* BEGIN Document extract *

]> git.apps.os.sepia.ceph.com Git - ceph.git/commitdiff
mgr/prometheus: add ceph_disk_occupation series
authorJohn Spray <john.spray@redhat.com>
Thu, 28 Sep 2017 14:10:14 +0000 (10:10 -0400)
committerJohn Spray <john.spray@redhat.com>
Wed, 1 Nov 2017 23:03:26 +0000 (23:03 +0000)
This is the magic series that enables consumers to
easily get the drive stats that go with their
OSD stats.

Fixes: http://tracker.ceph.com/issues/21594
Signed-off-by: John Spray <john.spray@redhat.com>
(cherry picked from commit 284be75524f7125dc1409b9c05fe47b37484964e)

src/pybind/mgr/prometheus/module.py

index 2b22b67e8c11916b7d3fbc36e1b11ea78f94a802..162aadc91d81df4ef79e16e0f5038e12d1ed4e22 100644 (file)
@@ -83,6 +83,8 @@ OSD_METADATA = ('cluster_addr', 'device_class', 'id', 'public_addr', 'weight')
 
 POOL_METADATA = ('pool_id', 'name')
 
+DISK_OCCUPATION = ('instance', 'device', 'ceph_daemon')
+
 
 class Metric(object):
     def __init__(self, mtype, name, desc, labels=None):
@@ -184,6 +186,17 @@ class Module(MgrModule):
             'OSD Metadata',
             OSD_METADATA
         )

* END Document extract *
* BEGIN Data section *

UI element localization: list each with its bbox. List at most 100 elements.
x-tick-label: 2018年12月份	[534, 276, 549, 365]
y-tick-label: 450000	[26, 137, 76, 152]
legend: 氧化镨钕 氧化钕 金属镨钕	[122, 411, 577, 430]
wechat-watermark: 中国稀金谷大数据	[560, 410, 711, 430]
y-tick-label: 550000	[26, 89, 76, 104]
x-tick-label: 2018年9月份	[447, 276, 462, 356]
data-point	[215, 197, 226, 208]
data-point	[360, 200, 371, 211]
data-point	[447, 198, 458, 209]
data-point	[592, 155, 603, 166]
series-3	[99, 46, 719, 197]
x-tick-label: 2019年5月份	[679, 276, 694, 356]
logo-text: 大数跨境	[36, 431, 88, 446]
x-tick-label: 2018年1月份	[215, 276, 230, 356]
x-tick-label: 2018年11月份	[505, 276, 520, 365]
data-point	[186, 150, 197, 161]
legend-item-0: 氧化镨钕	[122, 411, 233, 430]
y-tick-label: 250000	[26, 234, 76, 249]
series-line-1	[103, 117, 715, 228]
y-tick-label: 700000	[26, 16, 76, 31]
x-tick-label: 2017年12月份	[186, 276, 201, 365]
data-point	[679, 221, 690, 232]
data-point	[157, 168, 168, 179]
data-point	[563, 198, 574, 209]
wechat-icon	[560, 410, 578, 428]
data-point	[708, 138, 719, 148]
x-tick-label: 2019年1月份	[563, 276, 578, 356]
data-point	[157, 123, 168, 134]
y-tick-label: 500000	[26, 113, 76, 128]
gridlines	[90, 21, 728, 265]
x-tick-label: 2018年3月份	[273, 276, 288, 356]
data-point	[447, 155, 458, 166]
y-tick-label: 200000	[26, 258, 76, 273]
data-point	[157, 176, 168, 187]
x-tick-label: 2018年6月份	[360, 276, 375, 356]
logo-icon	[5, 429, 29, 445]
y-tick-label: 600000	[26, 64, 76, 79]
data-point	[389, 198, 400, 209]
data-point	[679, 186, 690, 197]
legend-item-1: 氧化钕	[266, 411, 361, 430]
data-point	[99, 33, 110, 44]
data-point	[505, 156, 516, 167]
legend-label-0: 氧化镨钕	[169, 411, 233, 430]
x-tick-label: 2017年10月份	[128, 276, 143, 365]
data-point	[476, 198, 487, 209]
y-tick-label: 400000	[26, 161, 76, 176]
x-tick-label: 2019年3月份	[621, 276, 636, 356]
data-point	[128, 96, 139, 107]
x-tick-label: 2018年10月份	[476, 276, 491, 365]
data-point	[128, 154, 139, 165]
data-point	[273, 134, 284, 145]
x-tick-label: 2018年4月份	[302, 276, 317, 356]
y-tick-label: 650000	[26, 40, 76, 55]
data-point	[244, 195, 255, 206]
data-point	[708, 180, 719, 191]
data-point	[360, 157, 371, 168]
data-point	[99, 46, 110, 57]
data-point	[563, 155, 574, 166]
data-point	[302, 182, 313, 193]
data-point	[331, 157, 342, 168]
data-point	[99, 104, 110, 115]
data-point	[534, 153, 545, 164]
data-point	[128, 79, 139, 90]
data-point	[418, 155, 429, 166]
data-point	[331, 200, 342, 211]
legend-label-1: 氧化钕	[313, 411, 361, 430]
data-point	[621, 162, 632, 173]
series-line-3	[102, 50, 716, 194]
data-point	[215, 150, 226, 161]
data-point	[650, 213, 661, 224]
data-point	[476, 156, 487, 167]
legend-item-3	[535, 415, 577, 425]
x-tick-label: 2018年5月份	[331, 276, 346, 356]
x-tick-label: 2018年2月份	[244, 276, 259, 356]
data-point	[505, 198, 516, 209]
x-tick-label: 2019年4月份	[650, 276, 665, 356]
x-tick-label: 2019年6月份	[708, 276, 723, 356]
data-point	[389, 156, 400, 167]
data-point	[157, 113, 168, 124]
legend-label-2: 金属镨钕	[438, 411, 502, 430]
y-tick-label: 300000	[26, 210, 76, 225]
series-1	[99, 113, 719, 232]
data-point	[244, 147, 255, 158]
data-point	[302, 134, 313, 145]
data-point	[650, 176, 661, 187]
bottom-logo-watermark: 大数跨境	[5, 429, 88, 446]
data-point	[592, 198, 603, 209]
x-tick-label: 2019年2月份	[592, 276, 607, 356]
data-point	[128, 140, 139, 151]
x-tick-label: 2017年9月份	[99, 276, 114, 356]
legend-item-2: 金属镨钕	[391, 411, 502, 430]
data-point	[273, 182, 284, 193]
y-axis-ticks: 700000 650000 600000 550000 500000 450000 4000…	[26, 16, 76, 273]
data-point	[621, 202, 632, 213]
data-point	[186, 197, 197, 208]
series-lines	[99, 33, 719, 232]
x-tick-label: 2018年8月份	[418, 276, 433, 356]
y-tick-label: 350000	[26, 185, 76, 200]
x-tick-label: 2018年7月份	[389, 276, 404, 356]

* END Data section *

▶ **What you need to do**:
a - Name every field in the OSD_METADATA tuple shown in the commit page above.
b - Reproduce the commit page verbatim from "committerJohn Spray <john.spray@redhat.com>" to "e47b37484964e)".

▶ **Problem solutions**:
a - cluster_addr, device_class, id, public_addr, weight

b -
committerJohn Spray <john.spray@redhat.com>
Wed, 1 Nov 2017 23:03:26 +0000 (23:03 +0000)
This is the magic series that enables consumers to
easily get the drive stats that go with their
OSD stats.

Fixes: http://tracker.ceph.com/issues/21594
Signed-off-by: John Spray <john.spray@redhat.com>
(cherry picked from commit 284be75524f7125dc1409b9c05fe47b37484964e)